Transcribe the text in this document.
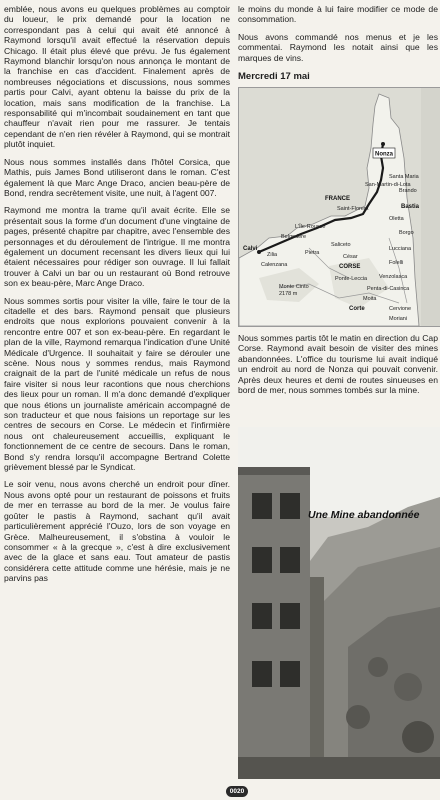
emblée, nous avons eu quelques problèmes au comptoir du loueur, le prix demandé pour la location ne correspondant pas à celui qui avait été annoncé à Raymond lorsqu'il avait effectué la réservation depuis Chicago. Il était plus élevé que prévu. Je fus également Raymond blanchir lorsqu'on nous annonça le montant de la franchise en cas d'accident. Finalement après de nombreuses négociations et discussions, nous sommes partis pour Calvi, ayant obtenu la baisse du prix de la location, mais sans modification de la franchise. La responsabilité qui m'incombait soudainement en tant que chauffeur n'avait rien pour me rassurer. Je tentais cependant de n'en rien révéler à Raymond, qui se montrait plutôt inquiet.

Nous nous sommes installés dans l'hôtel Corsica, que Mathis, puis James Bond utiliseront dans le roman. C'est également là que Marc Ange Draco, ancien beau-père de Bond, rendra secrètement visite, une nuit, à l'agent 007.

Raymond me montra la trame qu'il avait écrite. Elle se présentait sous la forme d'un document d'une vingtaine de pages, présenté chapitre par chapitre, avec l'ensemble des personnages et du déroulement de l'intrigue. Il me montra également un document recensant les divers lieux qui lui étaient nécessaires pour rédiger son ouvrage. Il lui fallait trouver à Calvi un bar ou un restaurant où Bond retrouve son ex beau-père, Marc Ange Draco.

Nous sommes sortis pour visiter la ville, faire le tour de la citadelle et des bars. Raymond pensait que plusieurs endroits que nous explorions pouvaient convenir à la rencontre entre 007 et son ex-beau-père. En regardant le plan de la ville, Raymond remarqua l'indication d'une Unité Médicale d'Urgence. Il souhaitait y faire se dérouler une scène. Nous nous y sommes rendus, mais Raymond craignait de la part de l'unité médicale un refus de nous faire visiter si nous leur racontions que nous cherchions des lieux pour un roman. Il m'a donc demandé d'expliquer que nous étions un journaliste américain accompagné de son traducteur et que nous faisions un reportage sur les centres de secours en Corse. Le médecin et l'infirmière nous ont chaleureusement accueillis, expliquant le fonctionnement de ce centre de secours. Dans le roman, Bond s'y rendra lorsqu'il accompagne Bertrand Colette grièvement blessé par le Syndicat.

Le soir venu, nous avons cherché un endroit pour dîner. Nous avons opté pour un restaurant de poissons et fruits de mer en terrasse au bord de la mer. Je voulus faire goûter le pastis à Raymond, sachant qu'il avait particulièrement apprécié l'Ouzo, lors de son voyage en Grèce. Malheureusement, il s'obstina à vouloir le consommer « à la grecque », c'est à dire exclusivement avec de la glace et sans eau. Tout amateur de pastis considérera cette attitude comme une hérésie, mais je ne parvins pas

le moins du monde à lui faire modifier ce mode de consommation.

Nous avons commandé nos menus et je les commentai. Raymond les notait ainsi que les marques de vins.

Mercredi 17 mai
Nonza
Santa Maria
San-Martin-di-Lota
Brando
Saint-Florent	Bastia
FRANCE
Oletta
L'Île-Rousse
Borgo
Belgodère
Calvi
Zilia	Pietra
Lucciana
Calenzana
Saliceto
César
CORSE
Folelli
Ponte-Leccia Venzolasca
Monte Cinto
2178 m
Penta-di-Casinca
Moita
Corte	Cervione
Moriani

Nous sommes partis tôt le matin en direction du Cap Corse. Raymond avait besoin de visiter des mines abandonnées. L'office du tourisme lui avait indiqué un endroit au nord de Nonza qui pouvait convenir. Après deux heures et demi de routes sinueuses en bord de mer, nous sommes tombés sur la mine.

Une Mine abandonnée
0020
-- -- --
> **Short exercise**: Return all lines containing the word "demandé".

> **Written answer**:
emblée, nous avons eu quelques problèmes au comptoir du loueur, le prix demandé pour la location ne correspondant pas à celui qui avait été annoncé à Raymond lorsqu'il avait effectué la réservation depuis Chicago. Il était plus élevé que prévu. Je fus également Raymond blanchir lorsqu'on nous annonça le montant de la franchise en cas d'accident. Finalement après de nombreuses négociations et discussions, nous sommes partis pour Calvi, ayant obtenu la baisse du prix de la location, mais sans modification de la franchise. La responsabilité qui m'incombait soudainement en tant que chauffeur n'avait rien pour me rassurer. Je tentais cependant de n'en rien révéler à Raymond, qui se montrait plutôt inquiet.
Nous sommes sortis pour visiter la ville, faire le tour de la citadelle et des bars. Raymond pensait que plusieurs endroits que nous explorions pouvaient convenir à la rencontre entre 007 et son ex-beau-père. En regardant le plan de la ville, Raymond remarqua l'indication d'une Unité Médicale d'Urgence. Il souhaitait y faire se dérouler une scène. Nous nous y sommes rendus, mais Raymond craignait de la part de l'unité médicale un refus de nous faire visiter si nous leur racontions que nous cherchions des lieux pour un roman. Il m'a donc demandé d'expliquer que nous étions un journaliste américain accompagné de son traducteur et que nous faisions un reportage sur les centres de secours en Corse. Le médecin et l'infirmière nous ont chaleureusement accueillis, expliquant le fonctionnement de ce centre de secours. Dans le roman, Bond s'y rendra lorsqu'il accompagne Bertrand Colette grièvement blessé par le Syndicat.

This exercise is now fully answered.